### What you should do:
Every entry needs to be printed exactly, please.

### Dataset content:

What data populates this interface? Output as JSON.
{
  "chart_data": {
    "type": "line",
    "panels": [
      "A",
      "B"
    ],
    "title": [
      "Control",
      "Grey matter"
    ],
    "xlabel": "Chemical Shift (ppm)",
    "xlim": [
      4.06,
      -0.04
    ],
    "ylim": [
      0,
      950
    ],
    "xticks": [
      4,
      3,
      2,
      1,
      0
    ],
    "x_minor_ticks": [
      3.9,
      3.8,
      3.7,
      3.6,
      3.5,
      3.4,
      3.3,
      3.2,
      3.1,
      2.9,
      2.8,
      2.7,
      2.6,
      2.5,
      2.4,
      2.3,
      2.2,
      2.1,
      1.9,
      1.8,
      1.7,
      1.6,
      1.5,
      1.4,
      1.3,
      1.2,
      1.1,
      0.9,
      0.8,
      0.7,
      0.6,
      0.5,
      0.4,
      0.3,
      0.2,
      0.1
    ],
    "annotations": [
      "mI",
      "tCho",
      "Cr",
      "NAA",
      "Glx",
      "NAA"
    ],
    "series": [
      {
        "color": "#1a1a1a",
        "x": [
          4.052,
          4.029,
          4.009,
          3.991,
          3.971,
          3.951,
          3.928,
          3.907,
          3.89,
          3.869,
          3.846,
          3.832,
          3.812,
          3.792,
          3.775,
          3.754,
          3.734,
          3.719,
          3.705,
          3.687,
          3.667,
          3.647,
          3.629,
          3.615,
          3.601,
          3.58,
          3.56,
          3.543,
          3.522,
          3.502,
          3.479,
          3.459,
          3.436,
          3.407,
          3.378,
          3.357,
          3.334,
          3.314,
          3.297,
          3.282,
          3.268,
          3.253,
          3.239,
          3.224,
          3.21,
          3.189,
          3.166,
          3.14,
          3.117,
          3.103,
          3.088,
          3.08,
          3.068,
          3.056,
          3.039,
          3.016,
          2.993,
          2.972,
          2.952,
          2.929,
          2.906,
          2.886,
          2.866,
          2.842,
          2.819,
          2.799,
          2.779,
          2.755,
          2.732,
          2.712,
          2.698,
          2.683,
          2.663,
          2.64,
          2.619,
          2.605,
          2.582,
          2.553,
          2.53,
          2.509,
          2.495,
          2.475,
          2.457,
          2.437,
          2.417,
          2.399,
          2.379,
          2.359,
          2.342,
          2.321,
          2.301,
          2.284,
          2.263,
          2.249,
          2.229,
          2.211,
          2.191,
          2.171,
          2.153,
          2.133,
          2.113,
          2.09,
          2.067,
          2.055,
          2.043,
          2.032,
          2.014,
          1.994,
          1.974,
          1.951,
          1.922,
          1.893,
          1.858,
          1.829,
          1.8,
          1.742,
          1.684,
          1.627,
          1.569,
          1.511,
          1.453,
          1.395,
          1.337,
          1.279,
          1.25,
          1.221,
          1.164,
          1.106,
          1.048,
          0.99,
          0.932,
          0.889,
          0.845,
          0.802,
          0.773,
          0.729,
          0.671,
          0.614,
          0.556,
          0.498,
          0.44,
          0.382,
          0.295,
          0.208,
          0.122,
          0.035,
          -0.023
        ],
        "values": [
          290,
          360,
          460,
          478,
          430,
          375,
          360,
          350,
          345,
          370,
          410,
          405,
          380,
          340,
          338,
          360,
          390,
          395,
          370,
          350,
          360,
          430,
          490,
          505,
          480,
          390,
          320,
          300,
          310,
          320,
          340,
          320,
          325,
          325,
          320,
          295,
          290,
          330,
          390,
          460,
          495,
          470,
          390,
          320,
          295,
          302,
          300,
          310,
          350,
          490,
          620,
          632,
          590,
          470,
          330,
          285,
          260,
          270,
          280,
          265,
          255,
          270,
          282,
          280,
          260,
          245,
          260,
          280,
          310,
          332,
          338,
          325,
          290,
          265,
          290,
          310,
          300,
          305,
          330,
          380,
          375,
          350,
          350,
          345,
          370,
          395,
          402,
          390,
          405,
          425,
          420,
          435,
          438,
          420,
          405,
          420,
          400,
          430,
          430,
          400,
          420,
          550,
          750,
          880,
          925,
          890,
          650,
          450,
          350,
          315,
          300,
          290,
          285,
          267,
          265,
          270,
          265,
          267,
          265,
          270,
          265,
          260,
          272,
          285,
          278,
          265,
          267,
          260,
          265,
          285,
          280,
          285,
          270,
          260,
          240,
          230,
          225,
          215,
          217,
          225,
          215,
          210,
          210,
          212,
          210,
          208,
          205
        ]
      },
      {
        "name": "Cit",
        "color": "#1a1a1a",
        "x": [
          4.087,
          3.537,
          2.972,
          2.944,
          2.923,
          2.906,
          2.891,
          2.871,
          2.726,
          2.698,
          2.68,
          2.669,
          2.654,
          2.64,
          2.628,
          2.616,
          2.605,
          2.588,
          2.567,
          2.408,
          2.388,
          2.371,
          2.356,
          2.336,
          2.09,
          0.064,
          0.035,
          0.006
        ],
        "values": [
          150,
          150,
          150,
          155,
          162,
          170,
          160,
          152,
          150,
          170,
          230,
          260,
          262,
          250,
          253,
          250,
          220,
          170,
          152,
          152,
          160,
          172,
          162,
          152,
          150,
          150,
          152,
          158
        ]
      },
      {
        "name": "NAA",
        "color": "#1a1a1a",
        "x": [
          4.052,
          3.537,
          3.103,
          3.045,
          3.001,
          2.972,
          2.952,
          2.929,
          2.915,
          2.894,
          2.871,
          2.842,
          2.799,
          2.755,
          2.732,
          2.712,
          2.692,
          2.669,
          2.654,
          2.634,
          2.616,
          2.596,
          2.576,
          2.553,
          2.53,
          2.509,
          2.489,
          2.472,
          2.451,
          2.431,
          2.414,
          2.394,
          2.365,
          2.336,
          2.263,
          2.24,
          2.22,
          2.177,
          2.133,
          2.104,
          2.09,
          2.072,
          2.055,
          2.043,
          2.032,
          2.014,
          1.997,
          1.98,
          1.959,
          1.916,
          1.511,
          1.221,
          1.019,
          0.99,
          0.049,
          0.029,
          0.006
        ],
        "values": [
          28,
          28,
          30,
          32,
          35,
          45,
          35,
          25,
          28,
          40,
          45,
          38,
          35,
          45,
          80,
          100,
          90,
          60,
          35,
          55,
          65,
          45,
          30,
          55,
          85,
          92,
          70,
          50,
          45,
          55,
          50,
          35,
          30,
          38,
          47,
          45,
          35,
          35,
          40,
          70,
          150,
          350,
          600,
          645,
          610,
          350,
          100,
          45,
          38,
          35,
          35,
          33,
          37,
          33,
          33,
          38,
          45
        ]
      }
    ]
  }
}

### The solution:
What data populates this interface? Output as JSON.
{
  "chart_data": {
    "type": "line",
    "panels": [
      "A",
      "B"
    ],
    "title": [
      "Control",
      "Grey matter"
    ],
    "xlabel": "Chemical Shift (ppm)",
    "xlim": [
      4.06,
      -0.04
    ],
    "ylim": [
      0,
      950
    ],
    "xticks": [
      4,
      3,
      2,
      1,
      0
    ],
    "x_minor_ticks": [
      3.9,
      3.8,
      3.7,
      3.6,
      3.5,
      3.4,
      3.3,
      3.2,
      3.1,
      2.9,
      2.8,
      2.7,
      2.6,
      2.5,
      2.4,
      2.3,
      2.2,
      2.1,
      1.9,
      1.8,
      1.7,
      1.6,
      1.5,
      1.4,
      1.3,
      1.2,
      1.1,
      0.9,
      0.8,
      0.7,
      0.6,
      0.5,
      0.4,
      0.3,
      0.2,
      0.1
    ],
    "annotations": [
      "mI",
      "tCho",
      "Cr",
      "NAA",
      "Glx",
      "NAA"
    ],
    "series": [
      {
        "color": "#1a1a1a",
        "x": [
          4.052,
          4.029,
          4.009,
          3.991,
          3.971,
          3.951,
          3.928,
          3.907,
          3.89,
          3.869,
          3.846,
          3.832,
          3.812,
          3.792,
          3.775,
          3.754,
          3.734,
          3.719,
          3.705,
          3.687,
          3.667,
          3.647,
          3.629,
          3.615,
          3.601,
          3.58,
          3.56,
          3.543,
          3.522,
          3.502,
          3.479,
          3.459,
          3.436,
          3.407,
          3.378,
          3.357,
          3.334,
          3.314,
          3.297,
          3.282,
          3.268,
          3.253,
          3.239,
          3.224,
          3.21,
          3.189,
          3.166,
          3.14,
          3.117,
          3.103,
          3.088,
          3.08,
          3.068,
          3.056,
          3.039,
          3.016,
          2.993,
          2.972,
          2.952,
          2.929,
          2.906,
          2.886,
          2.866,
          2.842,
          2.819,
          2.799,
          2.779,
          2.755,
          2.732,
          2.712,
          2.698,
          2.683,
          2.663,
          2.64,
          2.619,
          2.605,
          2.582,
          2.553,
          2.53,
          2.509,
          2.495,
          2.475,
          2.457,
          2.437,
          2.417,
          2.399,
          2.379,
          2.359,
          2.342,
          2.321,
          2.301,
          2.284,
          2.263,
          2.249,
          2.229,
          2.211,
          2.191,
          2.171,
          2.153,
          2.133,
          2.113,
          2.09,
          2.067,
          2.055,
          2.043,
          2.032,
          2.014,
          1.994,
          1.974,
          1.951,
          1.922,
          1.893,
          1.858,
          1.829,
          1.8,
          1.742,
          1.684,
          1.627,
          1.569,
          1.511,
          1.453,
          1.395,
          1.337,
          1.279,
          1.25,
          1.221,
          1.164,
          1.106,
          1.048,
          0.99,
          0.932,
          0.889,
          0.845,
          0.802,
          0.773,
          0.729,
          0.671,
          0.614,
          0.556,
          0.498,
          0.44,
          0.382,
          0.295,
          0.208,
          0.122,
          0.035,
          -0.023
        ],
        "values": [
          290,
          360,
          460,
          478,
          430,
          375,
          360,
          350,
          345,
          370,
          410,
          405,
          380,
          340,
          338,
          360,
          390,
          395,
          370,
          350,
          360,
          430,
          490,
          505,
          480,
          390,
          320,
          300,
          310,
          320,
          340,
          320,
          325,
          325,
          320,
          295,
          290,
          330,
          390,
          460,
          495,
          470,
          390,
          320,
          295,
          302,
          300,
          310,
          350,
          490,
          620,
          632,
          590,
          470,
          330,
          285,
          260,
          270,
          280,
          265,
          255,
          270,
          282,
          280,
          260,
          245,
          260,
          280,
          310,
          332,
          338,
          325,
          290,
          265,
          290,
          310,
          300,
          305,
          330,
          380,
          375,
          350,
          350,
          345,
          370,
          395,
          402,
          390,
          405,
          425,
          420,
          435,
          438,
          420,
          405,
          420,
          400,
          430,
          430,
          400,
          420,
          550,
          750,
          880,
          925,
          890,
          650,
          450,
          350,
          315,
          300,
          290,
          285,
          267,
          265,
          270,
          265,
          267,
          265,
          270,
          265,
          260,
          272,
          285,
          278,
          265,
          267,
          260,
          265,
          285,
          280,
          285,
          270,
          260,
          240,
          230,
          225,
          215,
          217,
          225,
          215,
          210,
          210,
          212,
          210,
          208,
          205
        ]
      },
      {
        "name": "Cit",
        "color": "#1a1a1a",
        "x": [
          4.087,
          3.537,
          2.972,
          2.944,
          2.923,
          2.906,
          2.891,
          2.871,
          2.726,
          2.698,
          2.68,
          2.669,
          2.654,
          2.64,
          2.628,
          2.616,
          2.605,
          2.588,
          2.567,
          2.408,
          2.388,
          2.371,
          2.356,
          2.336,
          2.09,
          0.064,
          0.035,
          0.006
        ],
        "values": [
          150,
          150,
          150,
          155,
          162,
          170,
          160,
          152,
          150,
          170,
          230,
          260,
          262,
          250,
          253,
          250,
          220,
          170,
          152,
          152,
          160,
          172,
          162,
          152,
          150,
          150,
          152,
          158
        ]
      },
      {
        "name": "NAA",
        "color": "#1a1a1a",
        "x": [
          4.052,
          3.537,
          3.103,
          3.045,
          3.001,
          2.972,
          2.952,
          2.929,
          2.915,
          2.894,
          2.871,
          2.842,
          2.799,
          2.755,
          2.732,
          2.712,
          2.692,
          2.669,
          2.654,
          2.634,
          2.616,
          2.596,
          2.576,
          2.553,
          2.53,
          2.509,
          2.489,
          2.472,
          2.451,
          2.431,
          2.414,
          2.394,
          2.365,
          2.336,
          2.263,
          2.24,
          2.22,
          2.177,
          2.133,
          2.104,
          2.09,
          2.072,
          2.055,
          2.043,
          2.032,
          2.014,
          1.997,
          1.98,
          1.959,
          1.916,
          1.511,
          1.221,
          1.019,
          0.99,
          0.049,
          0.029,
          0.006
        ],
        "values": [
          28,
          28,
          30,
          32,
          35,
          45,
          35,
          25,
          28,
          40,
          45,
          38,
          35,
          45,
          80,
          100,
          90,
          60,
          35,
          55,
          65,
          45,
          30,
          55,
          85,
          92,
          70,
          50,
          45,
          55,
          50,
          35,
          30,
          38,
          47,
          45,
          35,
          35,
          40,
          70,
          150,
          350,
          600,
          645,
          610,
          350,
          100,
          45,
          38,
          35,
          35,
          33,
          37,
          33,
          33,
          38,
          45
        ]
      }
    ]
  }
}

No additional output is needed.